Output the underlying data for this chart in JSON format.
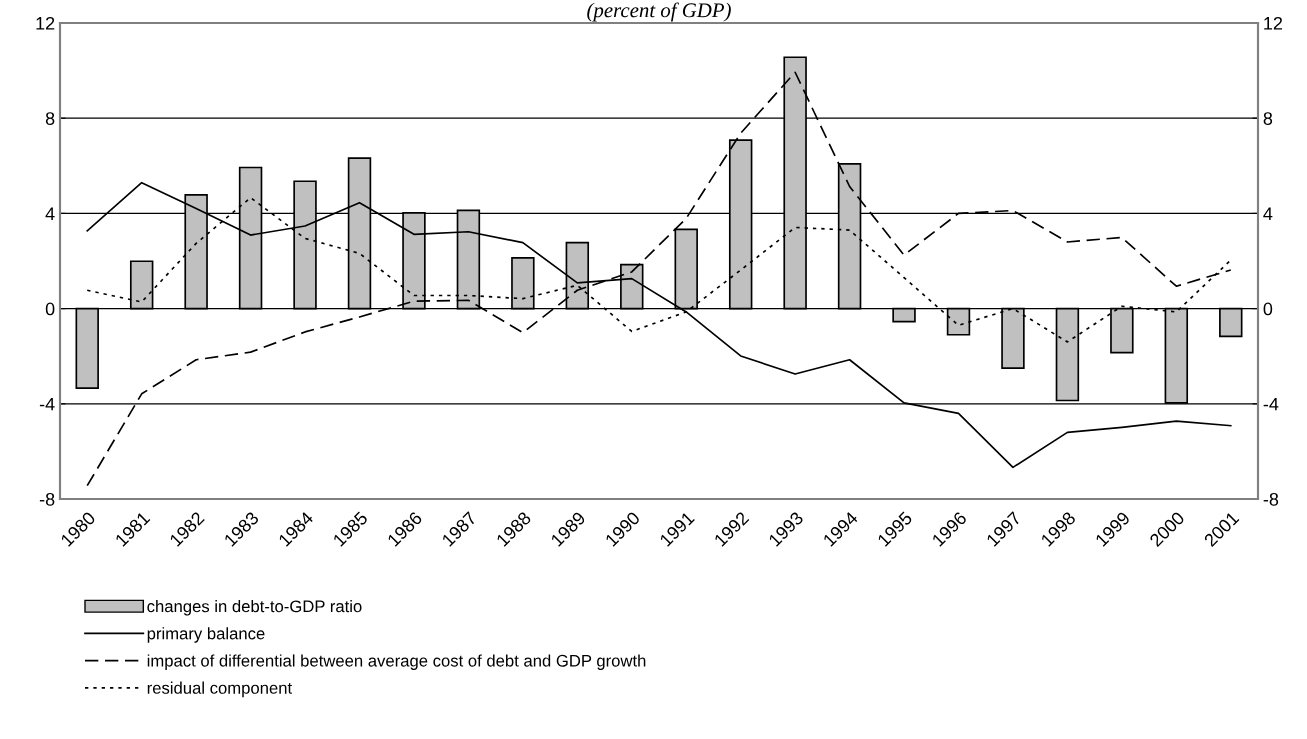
{
  "chart_data": {
    "type": "bar",
    "subtitle": "(percent of GDP)",
    "categories": [
      "1980",
      "1981",
      "1982",
      "1983",
      "1984",
      "1985",
      "1986",
      "1987",
      "1988",
      "1989",
      "1990",
      "1991",
      "1992",
      "1993",
      "1994",
      "1995",
      "1996",
      "1997",
      "1998",
      "1999",
      "2000",
      "2001"
    ],
    "series": [
      {
        "name": "changes in debt-to-GDP ratio",
        "color": "#c0c0c0",
        "values": [
          -3.34,
          1.99,
          4.78,
          5.93,
          5.35,
          6.32,
          4.02,
          4.13,
          2.13,
          2.77,
          1.85,
          3.33,
          7.08,
          10.56,
          6.08,
          -0.55,
          -1.1,
          -2.5,
          -3.86,
          -1.85,
          -3.96,
          -1.17
        ]
      },
      {
        "name": "primary balance",
        "type": "line",
        "color": "#000000",
        "line_style": "solid",
        "values": [
          3.27,
          5.29,
          4.21,
          3.09,
          3.47,
          4.45,
          3.12,
          3.23,
          2.77,
          1.08,
          1.26,
          -0.14,
          -1.99,
          -2.75,
          -2.15,
          -3.96,
          -4.4,
          -6.67,
          -5.2,
          -4.99,
          -4.73,
          -4.92
        ]
      },
      {
        "name": "impact of differential between average cost of debt and GDP growth",
        "type": "line",
        "color": "#000000",
        "line_style": "dashed",
        "values": [
          -7.44,
          -3.58,
          -2.15,
          -1.83,
          -0.98,
          -0.35,
          0.31,
          0.35,
          -1.01,
          0.77,
          1.54,
          3.79,
          7.37,
          9.93,
          5.13,
          2.25,
          4.0,
          4.12,
          2.8,
          2.99,
          0.94,
          1.62
        ]
      },
      {
        "name": "residual component",
        "type": "line",
        "color": "#000000",
        "line_style": "dotted",
        "values": [
          0.77,
          0.28,
          2.74,
          4.66,
          2.95,
          2.32,
          0.55,
          0.55,
          0.42,
          0.98,
          -0.96,
          -0.14,
          1.62,
          3.41,
          3.3,
          1.3,
          -0.7,
          0.0,
          -1.4,
          0.1,
          -0.14,
          2.04
        ]
      }
    ],
    "ylim": [
      -8,
      12
    ],
    "yticks": [
      -8,
      -4,
      0,
      4,
      8,
      12
    ],
    "y2lim": [
      -8,
      12
    ],
    "y2ticks": [
      -8,
      -4,
      0,
      4,
      8,
      12
    ],
    "grid": "y",
    "legend": "bottom left"
  }
}
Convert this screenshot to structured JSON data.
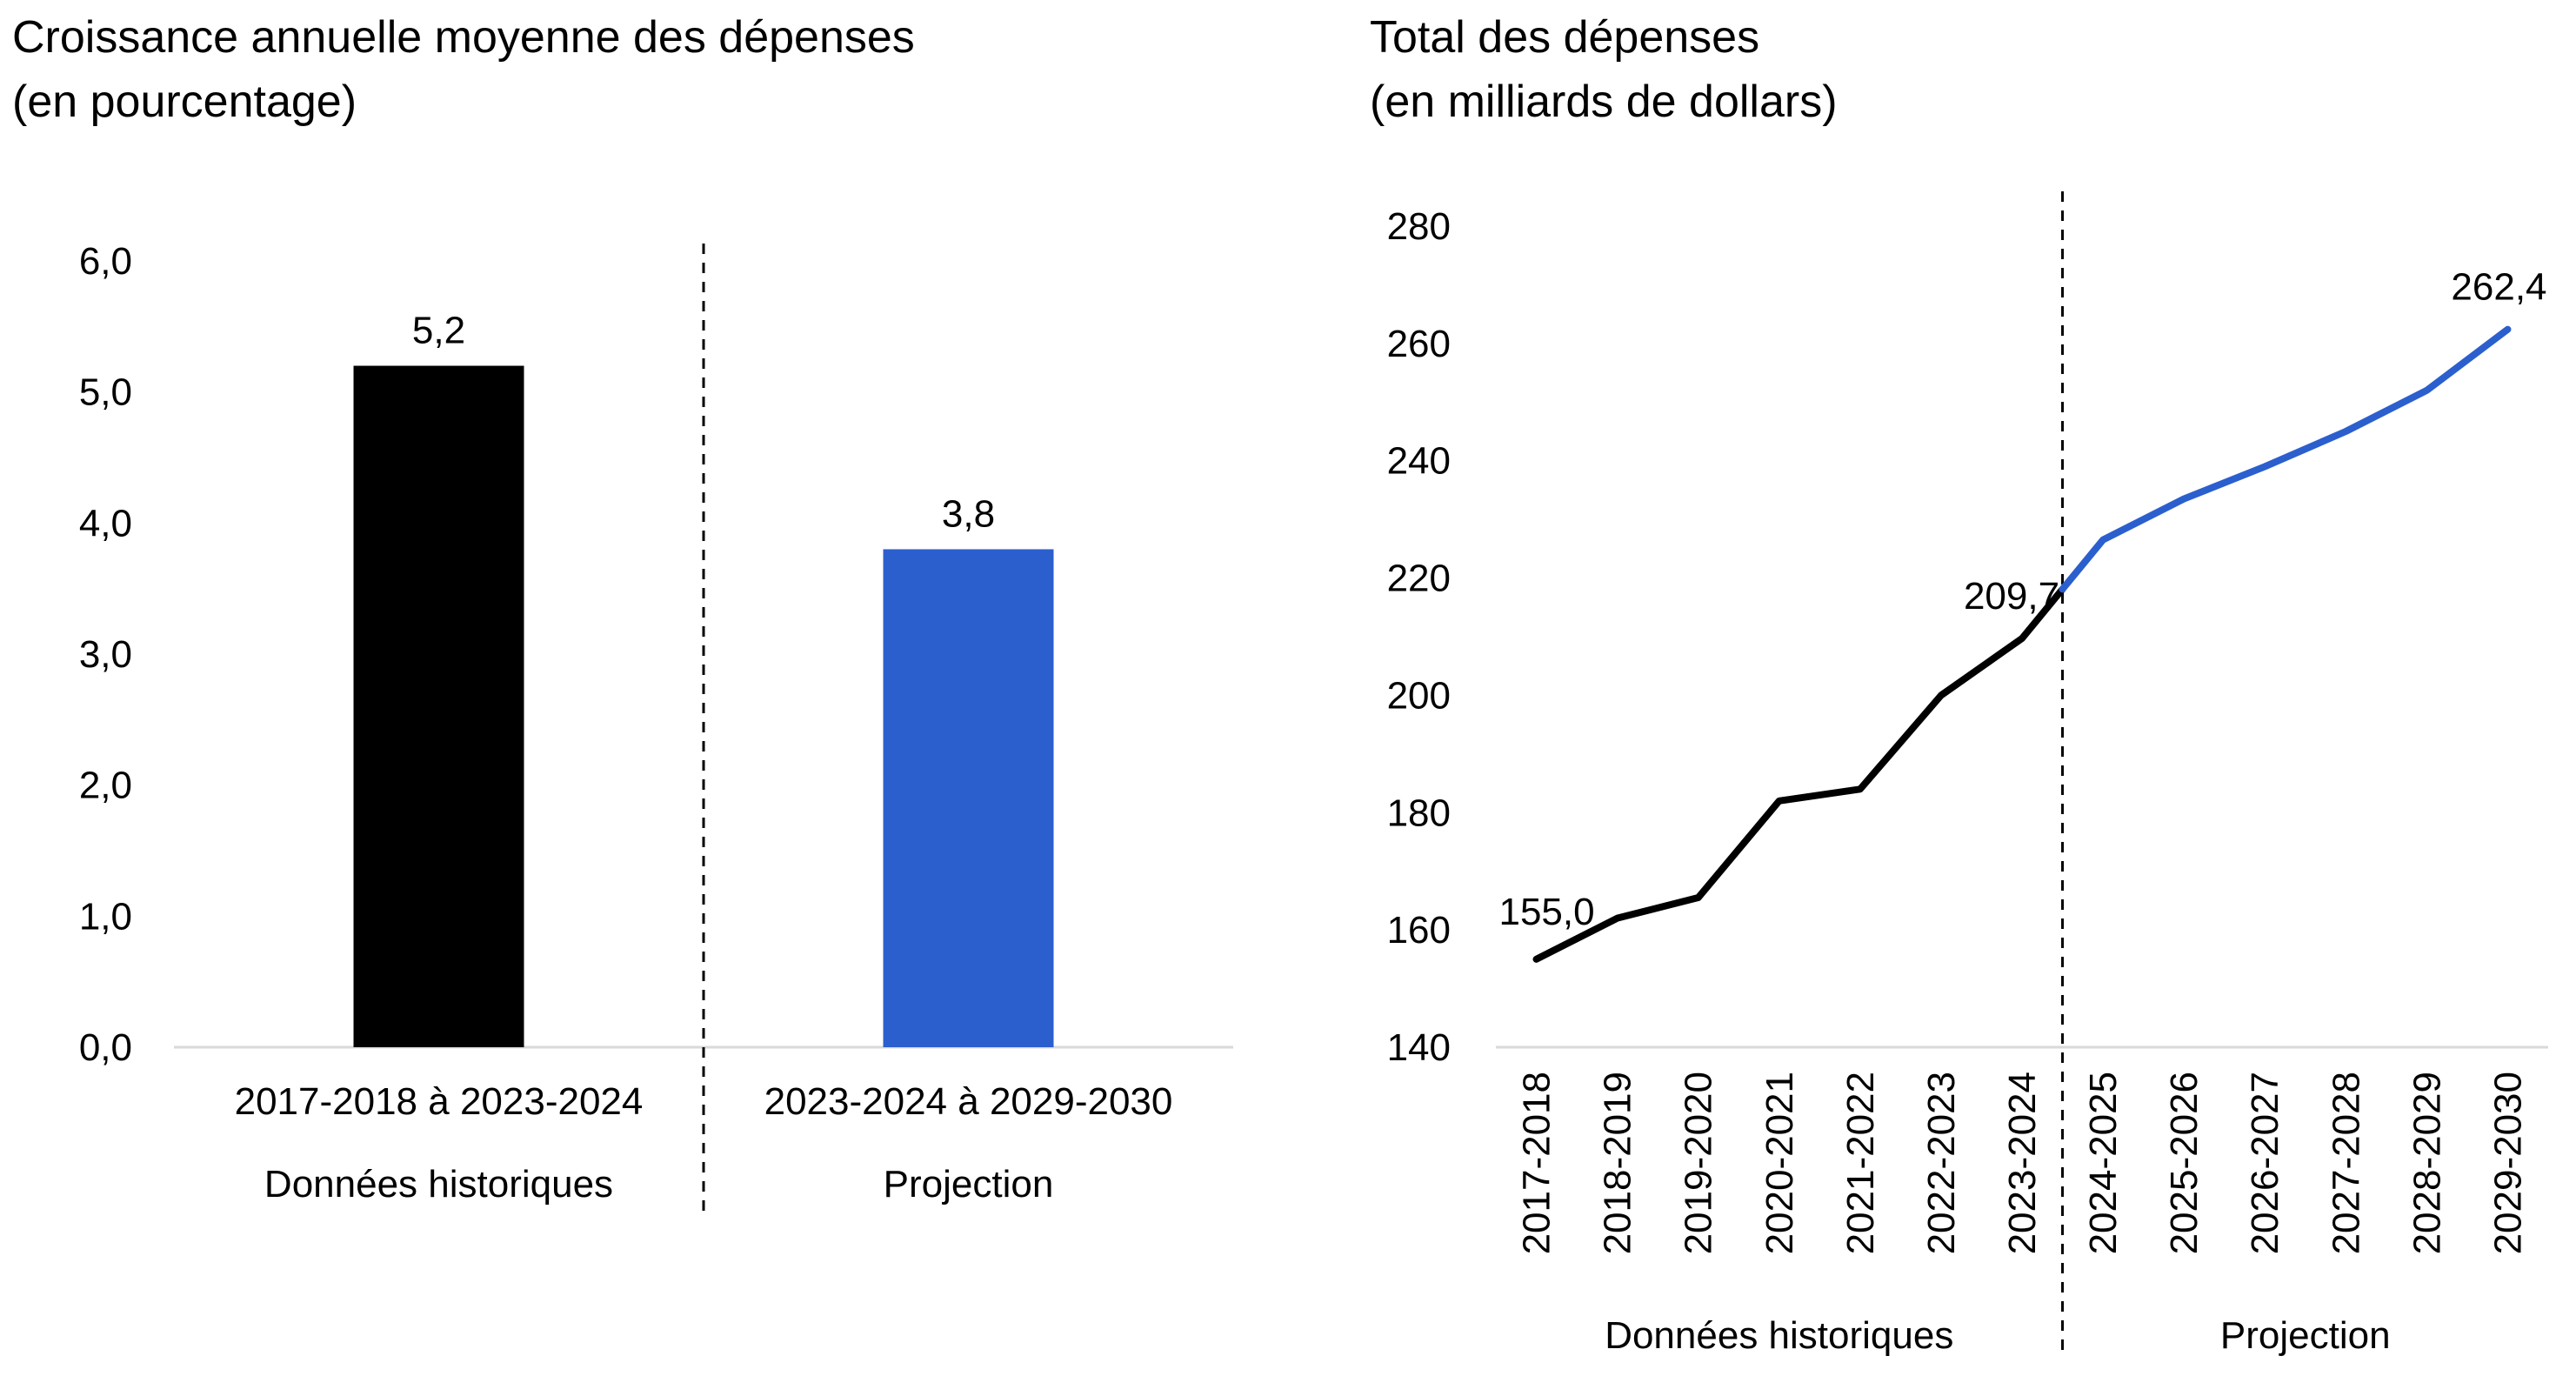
{
  "chart_data": [
    {
      "type": "bar",
      "title": "Croissance annuelle moyenne des dépenses",
      "subtitle": "(en pourcentage)",
      "categories": [
        "2017-2018 à 2023-2024",
        "2023-2024 à 2029-2030"
      ],
      "groups": [
        "Données historiques",
        "Projection"
      ],
      "values": [
        5.2,
        3.8
      ],
      "value_labels": [
        "5,2",
        "3,8"
      ],
      "colors": [
        "#000000",
        "#2b5fce"
      ],
      "ylim": [
        0,
        6
      ],
      "yticks": [
        0,
        1,
        2,
        3,
        4,
        5,
        6
      ],
      "ytick_labels": [
        "0,0",
        "1,0",
        "2,0",
        "3,0",
        "4,0",
        "5,0",
        "6,0"
      ],
      "grid": false
    },
    {
      "type": "line",
      "title": "Total des dépenses",
      "subtitle": "(en milliards de dollars)",
      "categories": [
        "2017-2018",
        "2018-2019",
        "2019-2020",
        "2020-2021",
        "2021-2022",
        "2022-2023",
        "2023-2024",
        "2024-2025",
        "2025-2026",
        "2026-2027",
        "2027-2028",
        "2028-2029",
        "2029-2030"
      ],
      "values": [
        155.0,
        162.0,
        165.5,
        182.0,
        184.0,
        200.0,
        209.7,
        226.5,
        233.5,
        239.0,
        245.0,
        252.0,
        262.4
      ],
      "historical_count": 7,
      "groups": [
        "Données historiques",
        "Projection"
      ],
      "data_labels": [
        {
          "index": 0,
          "text": "155,0"
        },
        {
          "index": 6,
          "text": "209,7"
        },
        {
          "index": 12,
          "text": "262,4"
        }
      ],
      "colors": {
        "historical": "#000000",
        "projection": "#2b5fce"
      },
      "ylim": [
        140,
        280
      ],
      "yticks": [
        140,
        160,
        180,
        200,
        220,
        240,
        260,
        280
      ],
      "ytick_labels": [
        "140",
        "160",
        "180",
        "200",
        "220",
        "240",
        "260",
        "280"
      ],
      "grid": false
    }
  ]
}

**Required work**
Reproduce all of the data exactly, omitting each picture it holds.

**Completed task**
Output the underlying data for this chart in JSON format.
{
  "chart_data": {
    "type": "bar",
    "subtitle": "(percent of GDP)",
    "categories": [
      "1980",
      "1981",
      "1982",
      "1983",
      "1984",
      "1985",
      "1986",
      "1987",
      "1988",
      "1989",
      "1990",
      "1991",
      "1992",
      "1993",
      "1994",
      "1995",
      "1996",
      "1997",
      "1998",
      "1999",
      "2000",
      "2001"
    ],
    "series": [
      {
        "name": "changes in debt-to-GDP ratio",
        "color": "#c0c0c0",
        "values": [
          -3.34,
          1.99,
          4.78,
          5.93,
          5.35,
          6.32,
          4.02,
          4.13,
          2.13,
          2.77,
          1.85,
          3.33,
          7.08,
          10.56,
          6.08,
          -0.55,
          -1.1,
          -2.5,
          -3.86,
          -1.85,
          -3.96,
          -1.17
        ]
      },
      {
        "name": "primary balance",
        "type": "line",
        "color": "#000000",
        "line_style": "solid",
        "values": [
          3.27,
          5.29,
          4.21,
          3.09,
          3.47,
          4.45,
          3.12,
          3.23,
          2.77,
          1.08,
          1.26,
          -0.14,
          -1.99,
          -2.75,
          -2.15,
          -3.96,
          -4.4,
          -6.67,
          -5.2,
          -4.99,
          -4.73,
          -4.92
        ]
      },
      {
        "name": "impact of differential between average cost of debt and GDP growth",
        "type": "line",
        "color": "#000000",
        "line_style": "dashed",
        "values": [
          -7.44,
          -3.58,
          -2.15,
          -1.83,
          -0.98,
          -0.35,
          0.31,
          0.35,
          -1.01,
          0.77,
          1.54,
          3.79,
          7.37,
          9.93,
          5.13,
          2.25,
          4.0,
          4.12,
          2.8,
          2.99,
          0.94,
          1.62
        ]
      },
      {
        "name": "residual component",
        "type": "line",
        "color": "#000000",
        "line_style": "dotted",
        "values": [
          0.77,
          0.28,
          2.74,
          4.66,
          2.95,
          2.32,
          0.55,
          0.55,
          0.42,
          0.98,
          -0.96,
          -0.14,
          1.62,
          3.41,
          3.3,
          1.3,
          -0.7,
          0.0,
          -1.4,
          0.1,
          -0.14,
          2.04
        ]
      }
    ],
    "ylim": [
      -8,
      12
    ],
    "yticks": [
      -8,
      -4,
      0,
      4,
      8,
      12
    ],
    "y2lim": [
      -8,
      12
    ],
    "y2ticks": [
      -8,
      -4,
      0,
      4,
      8,
      12
    ],
    "grid": "y",
    "legend": "bottom left"
  }
}
Convert this screenshot to structured JSON data.
{
  "chart_data": [
    {
      "type": "bar",
      "title": "Croissance annuelle moyenne des dépenses",
      "subtitle": "(en pourcentage)",
      "categories": [
        "2017-2018 à 2023-2024",
        "2023-2024 à 2029-2030"
      ],
      "groups": [
        "Données historiques",
        "Projection"
      ],
      "values": [
        5.2,
        3.8
      ],
      "value_labels": [
        "5,2",
        "3,8"
      ],
      "colors": [
        "#000000",
        "#2b5fce"
      ],
      "ylim": [
        0,
        6
      ],
      "yticks": [
        0,
        1,
        2,
        3,
        4,
        5,
        6
      ],
      "ytick_labels": [
        "0,0",
        "1,0",
        "2,0",
        "3,0",
        "4,0",
        "5,0",
        "6,0"
      ],
      "grid": false
    },
    {
      "type": "line",
      "title": "Total des dépenses",
      "subtitle": "(en milliards de dollars)",
      "categories": [
        "2017-2018",
        "2018-2019",
        "2019-2020",
        "2020-2021",
        "2021-2022",
        "2022-2023",
        "2023-2024",
        "2024-2025",
        "2025-2026",
        "2026-2027",
        "2027-2028",
        "2028-2029",
        "2029-2030"
      ],
      "values": [
        155.0,
        162.0,
        165.5,
        182.0,
        184.0,
        200.0,
        209.7,
        226.5,
        233.5,
        239.0,
        245.0,
        252.0,
        262.4
      ],
      "historical_count": 7,
      "groups": [
        "Données historiques",
        "Projection"
      ],
      "data_labels": [
        {
          "index": 0,
          "text": "155,0"
        },
        {
          "index": 6,
          "text": "209,7"
        },
        {
          "index": 12,
          "text": "262,4"
        }
      ],
      "colors": {
        "historical": "#000000",
        "projection": "#2b5fce"
      },
      "ylim": [
        140,
        280
      ],
      "yticks": [
        140,
        160,
        180,
        200,
        220,
        240,
        260,
        280
      ],
      "ytick_labels": [
        "140",
        "160",
        "180",
        "200",
        "220",
        "240",
        "260",
        "280"
      ],
      "grid": false
    }
  ]
}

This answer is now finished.